:: STORED RECORDS ::

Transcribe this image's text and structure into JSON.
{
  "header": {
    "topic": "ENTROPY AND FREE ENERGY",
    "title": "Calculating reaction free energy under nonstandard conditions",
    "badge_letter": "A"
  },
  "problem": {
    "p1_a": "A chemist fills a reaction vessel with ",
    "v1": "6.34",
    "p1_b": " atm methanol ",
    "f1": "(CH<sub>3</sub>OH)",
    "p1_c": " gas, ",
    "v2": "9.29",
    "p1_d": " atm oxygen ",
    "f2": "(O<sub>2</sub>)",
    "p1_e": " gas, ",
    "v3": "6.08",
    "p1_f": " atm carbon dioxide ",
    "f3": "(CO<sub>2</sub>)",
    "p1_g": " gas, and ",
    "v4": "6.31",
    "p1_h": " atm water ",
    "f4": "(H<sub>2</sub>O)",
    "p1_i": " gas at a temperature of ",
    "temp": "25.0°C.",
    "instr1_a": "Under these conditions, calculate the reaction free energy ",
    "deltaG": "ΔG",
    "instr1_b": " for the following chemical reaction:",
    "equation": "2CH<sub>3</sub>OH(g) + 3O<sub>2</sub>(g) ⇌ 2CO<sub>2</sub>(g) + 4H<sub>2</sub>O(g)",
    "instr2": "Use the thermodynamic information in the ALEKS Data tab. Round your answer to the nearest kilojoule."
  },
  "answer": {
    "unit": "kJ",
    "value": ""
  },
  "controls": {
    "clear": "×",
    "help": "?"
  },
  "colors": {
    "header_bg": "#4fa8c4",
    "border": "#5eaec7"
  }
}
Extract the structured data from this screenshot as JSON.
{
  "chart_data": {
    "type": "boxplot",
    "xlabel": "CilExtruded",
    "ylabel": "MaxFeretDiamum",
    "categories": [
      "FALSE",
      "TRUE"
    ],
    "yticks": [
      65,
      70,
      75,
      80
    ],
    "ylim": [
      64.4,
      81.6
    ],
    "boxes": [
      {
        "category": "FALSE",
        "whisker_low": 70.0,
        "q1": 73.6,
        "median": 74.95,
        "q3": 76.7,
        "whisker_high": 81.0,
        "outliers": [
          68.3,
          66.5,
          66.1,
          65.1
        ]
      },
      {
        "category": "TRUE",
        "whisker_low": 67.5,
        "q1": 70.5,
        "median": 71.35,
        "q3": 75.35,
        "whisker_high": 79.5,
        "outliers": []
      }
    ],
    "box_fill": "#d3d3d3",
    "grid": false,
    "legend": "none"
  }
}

:::

**WRITTEN EXERCISE**
Repeat the records exactly, including every line.

**ANSWER TO THE EXERCISE**
Transcribe this image's text and structure into JSON.
{
  "header": {
    "topic": "ENTROPY AND FREE ENERGY",
    "title": "Calculating reaction free energy under nonstandard conditions",
    "badge_letter": "A"
  },
  "problem": {
    "p1_a": "A chemist fills a reaction vessel with ",
    "v1": "6.34",
    "p1_b": " atm methanol ",
    "f1": "(CH<sub>3</sub>OH)",
    "p1_c": " gas, ",
    "v2": "9.29",
    "p1_d": " atm oxygen ",
    "f2": "(O<sub>2</sub>)",
    "p1_e": " gas, ",
    "v3": "6.08",
    "p1_f": " atm carbon dioxide ",
    "f3": "(CO<sub>2</sub>)",
    "p1_g": " gas, and ",
    "v4": "6.31",
    "p1_h": " atm water ",
    "f4": "(H<sub>2</sub>O)",
    "p1_i": " gas at a temperature of ",
    "temp": "25.0°C.",
    "instr1_a": "Under these conditions, calculate the reaction free energy ",
    "deltaG": "ΔG",
    "instr1_b": " for the following chemical reaction:",
    "equation": "2CH<sub>3</sub>OH(g) + 3O<sub>2</sub>(g) ⇌ 2CO<sub>2</sub>(g) + 4H<sub>2</sub>O(g)",
    "instr2": "Use the thermodynamic information in the ALEKS Data tab. Round your answer to the nearest kilojoule."
  },
  "answer": {
    "unit": "kJ",
    "value": ""
  },
  "controls": {
    "clear": "×",
    "help": "?"
  },
  "colors": {
    "header_bg": "#4fa8c4",
    "border": "#5eaec7"
  }
}
Extract the structured data from this screenshot as JSON.
{
  "chart_data": {
    "type": "boxplot",
    "xlabel": "CilExtruded",
    "ylabel": "MaxFeretDiamum",
    "categories": [
      "FALSE",
      "TRUE"
    ],
    "yticks": [
      65,
      70,
      75,
      80
    ],
    "ylim": [
      64.4,
      81.6
    ],
    "boxes": [
      {
        "category": "FALSE",
        "whisker_low": 70.0,
        "q1": 73.6,
        "median": 74.95,
        "q3": 76.7,
        "whisker_high": 81.0,
        "outliers": [
          68.3,
          66.5,
          66.1,
          65.1
        ]
      },
      {
        "category": "TRUE",
        "whisker_low": 67.5,
        "q1": 70.5,
        "median": 71.35,
        "q3": 75.35,
        "whisker_high": 79.5,
        "outliers": []
      }
    ],
    "box_fill": "#d3d3d3",
    "grid": false,
    "legend": "none"
  }
}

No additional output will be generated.